- Records for this task -

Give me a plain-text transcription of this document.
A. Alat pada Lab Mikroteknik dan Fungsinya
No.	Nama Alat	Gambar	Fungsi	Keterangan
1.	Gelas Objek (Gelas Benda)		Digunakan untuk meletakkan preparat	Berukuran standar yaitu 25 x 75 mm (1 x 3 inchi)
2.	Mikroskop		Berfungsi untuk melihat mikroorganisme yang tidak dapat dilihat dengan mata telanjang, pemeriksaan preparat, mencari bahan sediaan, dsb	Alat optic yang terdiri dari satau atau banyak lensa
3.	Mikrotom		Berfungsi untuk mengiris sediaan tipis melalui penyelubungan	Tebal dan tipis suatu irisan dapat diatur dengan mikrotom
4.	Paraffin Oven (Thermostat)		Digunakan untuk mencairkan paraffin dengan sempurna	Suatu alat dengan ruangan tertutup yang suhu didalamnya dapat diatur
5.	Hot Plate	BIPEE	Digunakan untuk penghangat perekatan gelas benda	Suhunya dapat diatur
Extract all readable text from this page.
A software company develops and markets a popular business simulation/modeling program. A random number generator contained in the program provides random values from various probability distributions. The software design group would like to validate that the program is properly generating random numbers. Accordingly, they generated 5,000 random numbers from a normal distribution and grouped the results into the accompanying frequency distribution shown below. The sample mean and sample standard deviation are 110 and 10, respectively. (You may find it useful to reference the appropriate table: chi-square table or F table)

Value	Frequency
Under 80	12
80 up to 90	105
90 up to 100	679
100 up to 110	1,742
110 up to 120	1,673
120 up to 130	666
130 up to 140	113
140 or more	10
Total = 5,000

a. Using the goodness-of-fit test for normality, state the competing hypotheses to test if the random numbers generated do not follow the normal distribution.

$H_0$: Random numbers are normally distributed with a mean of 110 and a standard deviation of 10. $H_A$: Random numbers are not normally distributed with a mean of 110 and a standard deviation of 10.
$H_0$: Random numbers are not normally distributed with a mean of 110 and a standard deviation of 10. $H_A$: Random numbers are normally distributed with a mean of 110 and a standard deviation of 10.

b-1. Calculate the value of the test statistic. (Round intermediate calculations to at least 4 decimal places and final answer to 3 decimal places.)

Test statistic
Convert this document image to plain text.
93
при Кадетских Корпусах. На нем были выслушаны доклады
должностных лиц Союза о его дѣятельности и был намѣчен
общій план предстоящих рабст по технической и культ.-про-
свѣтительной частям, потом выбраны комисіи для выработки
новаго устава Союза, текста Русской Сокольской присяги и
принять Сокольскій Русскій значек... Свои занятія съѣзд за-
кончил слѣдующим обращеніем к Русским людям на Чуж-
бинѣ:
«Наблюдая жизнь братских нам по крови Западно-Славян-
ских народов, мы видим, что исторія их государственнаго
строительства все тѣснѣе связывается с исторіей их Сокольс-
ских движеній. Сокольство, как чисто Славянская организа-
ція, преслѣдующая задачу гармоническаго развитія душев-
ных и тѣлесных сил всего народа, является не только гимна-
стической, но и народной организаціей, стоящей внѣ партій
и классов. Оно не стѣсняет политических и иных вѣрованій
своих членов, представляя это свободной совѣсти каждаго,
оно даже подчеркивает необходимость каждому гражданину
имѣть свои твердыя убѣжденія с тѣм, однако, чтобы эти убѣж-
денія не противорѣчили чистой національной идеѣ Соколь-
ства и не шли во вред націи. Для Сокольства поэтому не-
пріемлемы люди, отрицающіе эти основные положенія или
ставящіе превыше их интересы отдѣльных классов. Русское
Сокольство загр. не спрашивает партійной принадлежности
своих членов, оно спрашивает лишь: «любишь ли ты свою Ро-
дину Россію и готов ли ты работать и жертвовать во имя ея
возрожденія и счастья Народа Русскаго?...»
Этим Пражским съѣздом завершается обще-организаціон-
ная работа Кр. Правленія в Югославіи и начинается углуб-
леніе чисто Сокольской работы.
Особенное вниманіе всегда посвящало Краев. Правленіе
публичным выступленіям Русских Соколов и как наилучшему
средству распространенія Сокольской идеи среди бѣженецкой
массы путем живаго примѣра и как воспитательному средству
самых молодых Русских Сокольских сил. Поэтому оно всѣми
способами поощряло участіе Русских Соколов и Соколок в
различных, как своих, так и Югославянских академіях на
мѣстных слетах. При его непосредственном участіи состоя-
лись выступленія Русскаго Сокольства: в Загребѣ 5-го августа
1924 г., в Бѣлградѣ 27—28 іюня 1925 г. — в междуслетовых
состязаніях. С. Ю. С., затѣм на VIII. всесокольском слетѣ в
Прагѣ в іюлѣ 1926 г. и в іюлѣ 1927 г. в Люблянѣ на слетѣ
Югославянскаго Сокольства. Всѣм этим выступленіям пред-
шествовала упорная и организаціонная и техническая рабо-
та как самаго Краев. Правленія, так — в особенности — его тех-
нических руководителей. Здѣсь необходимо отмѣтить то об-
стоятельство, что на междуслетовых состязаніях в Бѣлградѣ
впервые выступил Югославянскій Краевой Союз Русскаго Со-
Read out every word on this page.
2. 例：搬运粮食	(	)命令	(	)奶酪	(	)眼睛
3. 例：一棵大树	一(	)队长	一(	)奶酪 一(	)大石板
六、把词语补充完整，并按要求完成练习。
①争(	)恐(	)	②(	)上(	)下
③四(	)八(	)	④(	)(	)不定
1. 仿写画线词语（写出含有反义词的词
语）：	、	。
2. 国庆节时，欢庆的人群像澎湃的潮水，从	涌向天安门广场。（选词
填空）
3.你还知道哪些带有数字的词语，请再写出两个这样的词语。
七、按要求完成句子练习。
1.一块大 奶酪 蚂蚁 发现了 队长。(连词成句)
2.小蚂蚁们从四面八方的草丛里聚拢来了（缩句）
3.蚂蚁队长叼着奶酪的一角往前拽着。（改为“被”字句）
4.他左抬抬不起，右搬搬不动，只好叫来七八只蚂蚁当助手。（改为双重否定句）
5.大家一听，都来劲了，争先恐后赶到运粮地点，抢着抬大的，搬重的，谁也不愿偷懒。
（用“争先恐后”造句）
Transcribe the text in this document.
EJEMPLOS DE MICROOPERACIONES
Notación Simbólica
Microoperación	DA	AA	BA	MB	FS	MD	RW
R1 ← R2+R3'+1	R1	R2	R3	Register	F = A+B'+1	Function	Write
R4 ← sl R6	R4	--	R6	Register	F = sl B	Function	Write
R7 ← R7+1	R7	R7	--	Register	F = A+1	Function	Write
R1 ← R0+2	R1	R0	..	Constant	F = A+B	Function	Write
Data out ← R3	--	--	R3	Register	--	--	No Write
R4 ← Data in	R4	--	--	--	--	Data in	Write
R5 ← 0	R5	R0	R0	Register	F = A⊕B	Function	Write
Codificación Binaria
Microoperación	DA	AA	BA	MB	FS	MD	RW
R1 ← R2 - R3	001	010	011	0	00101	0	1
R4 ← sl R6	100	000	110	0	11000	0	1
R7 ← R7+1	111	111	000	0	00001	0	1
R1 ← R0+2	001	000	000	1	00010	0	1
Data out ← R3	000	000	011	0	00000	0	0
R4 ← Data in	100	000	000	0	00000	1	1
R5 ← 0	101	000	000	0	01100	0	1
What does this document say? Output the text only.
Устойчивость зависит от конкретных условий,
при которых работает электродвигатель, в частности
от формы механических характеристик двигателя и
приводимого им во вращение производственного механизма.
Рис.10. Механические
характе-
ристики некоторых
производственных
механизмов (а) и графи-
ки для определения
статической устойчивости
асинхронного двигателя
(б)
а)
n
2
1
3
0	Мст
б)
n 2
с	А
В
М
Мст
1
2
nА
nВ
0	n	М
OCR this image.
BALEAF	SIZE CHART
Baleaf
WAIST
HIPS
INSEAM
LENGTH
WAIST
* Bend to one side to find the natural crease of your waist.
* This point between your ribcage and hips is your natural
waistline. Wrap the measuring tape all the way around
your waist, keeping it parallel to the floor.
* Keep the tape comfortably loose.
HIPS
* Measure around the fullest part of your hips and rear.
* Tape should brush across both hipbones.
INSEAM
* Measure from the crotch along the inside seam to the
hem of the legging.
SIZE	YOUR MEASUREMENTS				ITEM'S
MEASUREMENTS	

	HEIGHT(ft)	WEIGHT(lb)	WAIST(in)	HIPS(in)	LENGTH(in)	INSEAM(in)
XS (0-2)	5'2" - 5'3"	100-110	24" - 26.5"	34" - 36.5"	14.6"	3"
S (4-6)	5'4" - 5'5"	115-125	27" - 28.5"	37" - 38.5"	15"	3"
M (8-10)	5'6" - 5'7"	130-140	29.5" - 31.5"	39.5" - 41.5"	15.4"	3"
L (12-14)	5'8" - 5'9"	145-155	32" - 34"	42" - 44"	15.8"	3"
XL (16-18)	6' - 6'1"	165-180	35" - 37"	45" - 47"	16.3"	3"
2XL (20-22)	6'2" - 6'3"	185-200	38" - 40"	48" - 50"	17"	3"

- Exercise -
Copy each line in the data that holds the word "yang".

- Answer for the task -
2.	Mikroskop		Berfungsi untuk melihat mikroorganisme yang tidak dapat dilihat dengan mata telanjang, pemeriksaan preparat, mencari bahan sediaan, dsb	Alat optic yang terdiri dari satau atau banyak lensa
4.	Paraffin Oven (Thermostat)		Digunakan untuk mencairkan paraffin dengan sempurna	Suatu alat dengan ruangan tertutup yang suhu didalamnya dapat diatur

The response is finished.